## Parts of the exercise
1. From the text about the Yampa soccer game, reproduce the passage from "So now, what" up to and including "PlayerObj = ...".
2. In the text about the Yampa soccer game, what happens if someone sends a GameMsg to a Ball?

## Reading passage

Content starts

Can the type checker help me out here? With type families, maybe?
So I'm writing this little soccer game for some time now, and there's one thing that bugs me from the very beginning. The game follows the Yampa Arcade pattern, so there's a sum type for the "objects" in the game:
data ObjState = Ball Id Pos Velo
| Player Id Team Number Pos Velo
| Game Id Score
Objects react to messages, so there's another sum type:
data Msg = BallMsg BM
| PlayerMsg PM
| GameMsg GM
data BM = Gained | Lost
data PM = GoTo Position | Shoot
data GM = GoalScored | BallOutOfBounds
The Yampa framework relies on so-called signal functions. In our case, there are signal functions for ball, player and game behaviour. Crudely simplified:
ballObj, playerObj, gameObj :: (Time -> (GameInput, [Msg]))
-> (Time -> (ObjState, [(Id, Msg)]))
So eg ballObj takes a function that yields the GameInput (key strokes, game state, ...) and a list of messages specifically for the ball at any given time, and returns a function that yields the ball's state and it's messages to other objects (ball, game, players) at any given time. In Yampa, the type signature actually looks a little nicer:
ballObj, playerObj, gameObj :: SF (GameInput, [Msg]) (ObjState, [(Id, Msg)])
This uniform type signature is important for the Yampa framework: (again, very crudely simplified) it builds a big signal function from a list of 11 + 11 (players) + 1 (ball) + 1 (game) signal functions with the same type (via dpSwitch) that it then runs (via reactimate).
So now, what bugs me: It only makes sense to send a BallMsg to a Ball, or a PlayerMsg to a Player. If ever someone sends for instance a GameMsg to a Ball, the program will crash. Isn't there a way to get the type checker in position to avoid this? I recently read this nice Pokemon post on type families, and it seems like there is some analogy. So maybe this might be a starting point:
class Receiver a where
Msg a :: *
putAddress :: Msg a -> a -> Msg a
data BallObj = ...
data GameObj = ...
data PlayerObj = ...
instance Receiver BallObj where
Msg BallObj = Gained | Lost
(...)
Now, the SF function might look something like this:
forall b . (Receiver a, Receiver b) => SF (GameInput, [Msg a]) (a, [(b, Msg b)])
Will this get me anywhere?
Straight from the first glance one major problem with your design stands out: you unite completely different entities Ball
, Player
and Game
under a single type. If you need a union type over those entities, go the same way you have with the messages by making them separate types, ie:
data AnyObject = AnyObjectBall Ball
| AnyObjectPlayer Player
| AnyObjectGame Game
This way you'll be able to express both the specific functions ( Ball -> BallMsg -> ...

Content ends

## Extracted material
Content starts

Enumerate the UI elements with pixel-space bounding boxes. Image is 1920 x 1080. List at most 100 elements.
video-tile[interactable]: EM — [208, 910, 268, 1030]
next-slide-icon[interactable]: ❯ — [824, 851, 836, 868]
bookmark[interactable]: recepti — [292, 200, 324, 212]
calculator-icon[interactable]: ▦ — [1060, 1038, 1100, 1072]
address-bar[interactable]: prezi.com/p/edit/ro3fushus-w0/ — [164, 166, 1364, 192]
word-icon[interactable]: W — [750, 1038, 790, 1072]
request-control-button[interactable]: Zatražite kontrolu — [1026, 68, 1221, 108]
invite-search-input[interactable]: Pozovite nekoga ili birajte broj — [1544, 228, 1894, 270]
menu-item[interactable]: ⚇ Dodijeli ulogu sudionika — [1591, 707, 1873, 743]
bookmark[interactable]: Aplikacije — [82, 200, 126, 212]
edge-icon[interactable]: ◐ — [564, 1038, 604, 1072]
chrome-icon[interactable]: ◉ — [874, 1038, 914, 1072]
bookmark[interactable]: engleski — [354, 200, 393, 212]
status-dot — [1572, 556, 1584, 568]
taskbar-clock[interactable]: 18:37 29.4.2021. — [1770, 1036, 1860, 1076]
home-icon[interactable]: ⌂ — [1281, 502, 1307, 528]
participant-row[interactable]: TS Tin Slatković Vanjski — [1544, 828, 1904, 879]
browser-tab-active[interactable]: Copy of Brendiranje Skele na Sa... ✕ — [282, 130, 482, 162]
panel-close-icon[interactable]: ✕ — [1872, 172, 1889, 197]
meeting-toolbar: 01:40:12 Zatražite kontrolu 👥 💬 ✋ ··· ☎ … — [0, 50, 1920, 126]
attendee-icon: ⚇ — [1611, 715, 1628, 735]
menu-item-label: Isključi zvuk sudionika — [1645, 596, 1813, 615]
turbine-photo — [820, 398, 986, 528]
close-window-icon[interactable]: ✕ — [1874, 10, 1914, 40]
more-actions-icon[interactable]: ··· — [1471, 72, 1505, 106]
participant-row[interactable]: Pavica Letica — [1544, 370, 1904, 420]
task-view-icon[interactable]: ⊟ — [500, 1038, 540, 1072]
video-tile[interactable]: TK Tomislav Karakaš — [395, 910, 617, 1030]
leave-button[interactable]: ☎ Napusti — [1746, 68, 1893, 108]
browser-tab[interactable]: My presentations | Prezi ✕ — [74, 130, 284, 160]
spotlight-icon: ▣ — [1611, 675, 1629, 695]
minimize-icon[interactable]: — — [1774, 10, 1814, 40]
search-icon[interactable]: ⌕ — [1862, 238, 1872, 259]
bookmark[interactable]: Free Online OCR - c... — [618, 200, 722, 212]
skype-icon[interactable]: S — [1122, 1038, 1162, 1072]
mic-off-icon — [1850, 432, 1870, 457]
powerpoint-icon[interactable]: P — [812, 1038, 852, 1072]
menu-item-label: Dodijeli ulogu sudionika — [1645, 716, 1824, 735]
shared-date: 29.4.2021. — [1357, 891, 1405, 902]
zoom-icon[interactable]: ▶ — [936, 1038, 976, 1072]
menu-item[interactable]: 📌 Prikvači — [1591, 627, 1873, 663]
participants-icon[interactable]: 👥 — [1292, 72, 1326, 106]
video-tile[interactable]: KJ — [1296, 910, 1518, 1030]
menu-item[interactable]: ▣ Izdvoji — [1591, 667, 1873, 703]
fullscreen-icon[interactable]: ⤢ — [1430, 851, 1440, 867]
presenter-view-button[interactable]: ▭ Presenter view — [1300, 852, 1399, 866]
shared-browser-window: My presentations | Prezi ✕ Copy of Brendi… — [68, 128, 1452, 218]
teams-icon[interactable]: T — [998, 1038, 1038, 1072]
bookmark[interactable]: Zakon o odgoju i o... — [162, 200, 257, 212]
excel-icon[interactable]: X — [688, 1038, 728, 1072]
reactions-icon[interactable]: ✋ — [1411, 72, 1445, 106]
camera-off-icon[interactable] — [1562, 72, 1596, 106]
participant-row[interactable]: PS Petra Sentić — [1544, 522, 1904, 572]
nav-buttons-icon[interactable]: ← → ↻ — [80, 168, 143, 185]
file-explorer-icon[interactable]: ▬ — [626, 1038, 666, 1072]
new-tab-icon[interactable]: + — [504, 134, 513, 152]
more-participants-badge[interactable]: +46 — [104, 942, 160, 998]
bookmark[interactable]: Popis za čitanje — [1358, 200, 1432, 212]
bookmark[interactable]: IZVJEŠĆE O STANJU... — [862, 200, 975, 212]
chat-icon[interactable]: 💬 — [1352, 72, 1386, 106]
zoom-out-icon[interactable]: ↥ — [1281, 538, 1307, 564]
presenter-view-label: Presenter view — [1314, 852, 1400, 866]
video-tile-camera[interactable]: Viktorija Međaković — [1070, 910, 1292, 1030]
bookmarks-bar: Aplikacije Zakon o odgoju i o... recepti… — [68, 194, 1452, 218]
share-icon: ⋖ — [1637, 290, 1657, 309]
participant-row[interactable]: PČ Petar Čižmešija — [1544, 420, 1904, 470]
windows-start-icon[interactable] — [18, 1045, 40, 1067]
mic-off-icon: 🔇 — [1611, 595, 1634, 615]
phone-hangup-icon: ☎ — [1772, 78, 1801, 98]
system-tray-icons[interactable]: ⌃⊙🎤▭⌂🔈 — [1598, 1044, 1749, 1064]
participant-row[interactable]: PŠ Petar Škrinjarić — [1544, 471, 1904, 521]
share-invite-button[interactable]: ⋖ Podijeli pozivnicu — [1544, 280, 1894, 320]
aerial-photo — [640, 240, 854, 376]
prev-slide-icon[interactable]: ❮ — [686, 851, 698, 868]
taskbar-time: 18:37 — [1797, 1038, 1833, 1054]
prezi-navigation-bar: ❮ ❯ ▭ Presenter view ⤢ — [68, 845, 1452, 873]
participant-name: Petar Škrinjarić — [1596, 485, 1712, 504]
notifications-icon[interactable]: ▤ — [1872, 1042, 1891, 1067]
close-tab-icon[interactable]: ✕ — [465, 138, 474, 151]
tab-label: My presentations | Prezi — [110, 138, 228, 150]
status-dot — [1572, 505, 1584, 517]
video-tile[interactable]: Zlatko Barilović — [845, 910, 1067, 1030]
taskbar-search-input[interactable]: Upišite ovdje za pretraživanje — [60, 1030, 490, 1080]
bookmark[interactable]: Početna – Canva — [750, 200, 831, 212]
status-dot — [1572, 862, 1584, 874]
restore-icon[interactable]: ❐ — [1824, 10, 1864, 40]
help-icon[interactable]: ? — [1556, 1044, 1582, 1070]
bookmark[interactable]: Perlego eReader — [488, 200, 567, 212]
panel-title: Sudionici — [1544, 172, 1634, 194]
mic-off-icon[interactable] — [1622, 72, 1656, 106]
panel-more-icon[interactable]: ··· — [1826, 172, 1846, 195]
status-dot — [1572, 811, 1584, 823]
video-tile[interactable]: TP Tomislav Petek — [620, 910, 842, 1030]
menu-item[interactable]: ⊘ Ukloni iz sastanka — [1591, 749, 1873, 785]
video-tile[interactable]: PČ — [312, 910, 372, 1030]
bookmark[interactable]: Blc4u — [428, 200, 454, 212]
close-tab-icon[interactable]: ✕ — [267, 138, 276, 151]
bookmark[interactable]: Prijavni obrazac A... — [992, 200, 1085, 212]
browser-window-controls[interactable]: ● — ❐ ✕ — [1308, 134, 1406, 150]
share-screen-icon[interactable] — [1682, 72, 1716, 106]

Content ends

## Solutions in order
1.
So now, what bugs me: It only makes sense to send a BallMsg to a Ball, or a PlayerMsg to a Player. If ever someone sends for instance a GameMsg to a Ball, the program will crash. Isn't there a way to get the type checker in position to avoid this? I recently read this nice Pokemon post on type families, and it seems like there is some analogy. So maybe this might be a starting point:
class Receiver a where
Msg a :: *
putAddress :: Msg a -> a -> Msg a
data BallObj = ...
data GameObj = ...
data PlayerObj = ...

2. The program will crash.